- _EXERCISE GOAL_: From the entries below, copy every line that holds the word "this".

Figure dataset records
*-*-*

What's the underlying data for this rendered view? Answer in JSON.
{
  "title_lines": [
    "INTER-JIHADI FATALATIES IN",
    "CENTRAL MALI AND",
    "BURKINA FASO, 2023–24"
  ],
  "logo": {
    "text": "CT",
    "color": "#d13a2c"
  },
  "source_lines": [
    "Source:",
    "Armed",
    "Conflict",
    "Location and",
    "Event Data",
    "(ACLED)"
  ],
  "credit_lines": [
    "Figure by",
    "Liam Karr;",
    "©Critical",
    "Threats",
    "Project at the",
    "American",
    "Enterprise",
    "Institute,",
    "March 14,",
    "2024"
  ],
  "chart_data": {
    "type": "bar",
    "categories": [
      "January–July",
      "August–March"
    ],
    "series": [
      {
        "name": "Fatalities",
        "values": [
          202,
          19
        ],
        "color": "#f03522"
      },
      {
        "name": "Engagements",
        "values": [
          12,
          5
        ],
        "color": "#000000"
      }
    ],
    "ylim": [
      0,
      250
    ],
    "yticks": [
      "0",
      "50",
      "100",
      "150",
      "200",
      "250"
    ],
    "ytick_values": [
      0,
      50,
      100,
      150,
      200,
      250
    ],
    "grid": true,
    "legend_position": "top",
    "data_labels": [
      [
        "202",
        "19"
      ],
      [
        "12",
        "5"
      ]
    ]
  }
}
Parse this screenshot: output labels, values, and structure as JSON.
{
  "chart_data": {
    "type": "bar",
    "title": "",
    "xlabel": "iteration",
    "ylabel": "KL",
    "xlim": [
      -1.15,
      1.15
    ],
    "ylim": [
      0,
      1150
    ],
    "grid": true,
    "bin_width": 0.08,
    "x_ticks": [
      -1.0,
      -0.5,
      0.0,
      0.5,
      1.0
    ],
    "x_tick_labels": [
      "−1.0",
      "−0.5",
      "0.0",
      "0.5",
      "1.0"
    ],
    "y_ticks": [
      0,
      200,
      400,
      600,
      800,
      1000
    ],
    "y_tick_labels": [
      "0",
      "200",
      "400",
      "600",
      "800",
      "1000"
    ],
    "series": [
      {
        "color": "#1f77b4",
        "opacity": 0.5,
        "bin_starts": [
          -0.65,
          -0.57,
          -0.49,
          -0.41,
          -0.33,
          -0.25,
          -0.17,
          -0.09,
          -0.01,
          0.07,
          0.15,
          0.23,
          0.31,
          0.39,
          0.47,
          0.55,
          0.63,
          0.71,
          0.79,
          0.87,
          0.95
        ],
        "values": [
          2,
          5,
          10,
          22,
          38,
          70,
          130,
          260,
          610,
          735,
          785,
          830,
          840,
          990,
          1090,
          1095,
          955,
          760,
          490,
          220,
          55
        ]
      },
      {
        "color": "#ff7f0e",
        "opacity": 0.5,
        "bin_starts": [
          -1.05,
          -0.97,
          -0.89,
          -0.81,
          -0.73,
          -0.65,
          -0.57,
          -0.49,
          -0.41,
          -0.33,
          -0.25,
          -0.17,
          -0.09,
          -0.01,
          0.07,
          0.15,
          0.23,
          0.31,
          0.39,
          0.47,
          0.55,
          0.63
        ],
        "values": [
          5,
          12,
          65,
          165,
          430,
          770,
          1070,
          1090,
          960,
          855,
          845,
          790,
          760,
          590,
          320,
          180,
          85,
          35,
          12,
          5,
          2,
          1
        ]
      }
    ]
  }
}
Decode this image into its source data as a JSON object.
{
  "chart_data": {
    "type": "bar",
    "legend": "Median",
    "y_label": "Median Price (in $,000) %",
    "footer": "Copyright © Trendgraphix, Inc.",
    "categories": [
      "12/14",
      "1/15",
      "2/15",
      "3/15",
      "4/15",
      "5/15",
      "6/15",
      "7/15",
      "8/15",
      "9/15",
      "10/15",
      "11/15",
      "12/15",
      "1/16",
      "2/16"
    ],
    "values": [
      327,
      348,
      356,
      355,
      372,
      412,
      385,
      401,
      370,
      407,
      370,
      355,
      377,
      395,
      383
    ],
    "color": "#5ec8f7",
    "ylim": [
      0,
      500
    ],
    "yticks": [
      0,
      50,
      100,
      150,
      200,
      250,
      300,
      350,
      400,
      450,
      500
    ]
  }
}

*-*-*

- _FULL OUTPUT_:
What's the underlying data for this rendered view? Answer in JSON.
Parse this screenshot: output labels, values, and structure as JSON.
Decode this image into its source data as a JSON object.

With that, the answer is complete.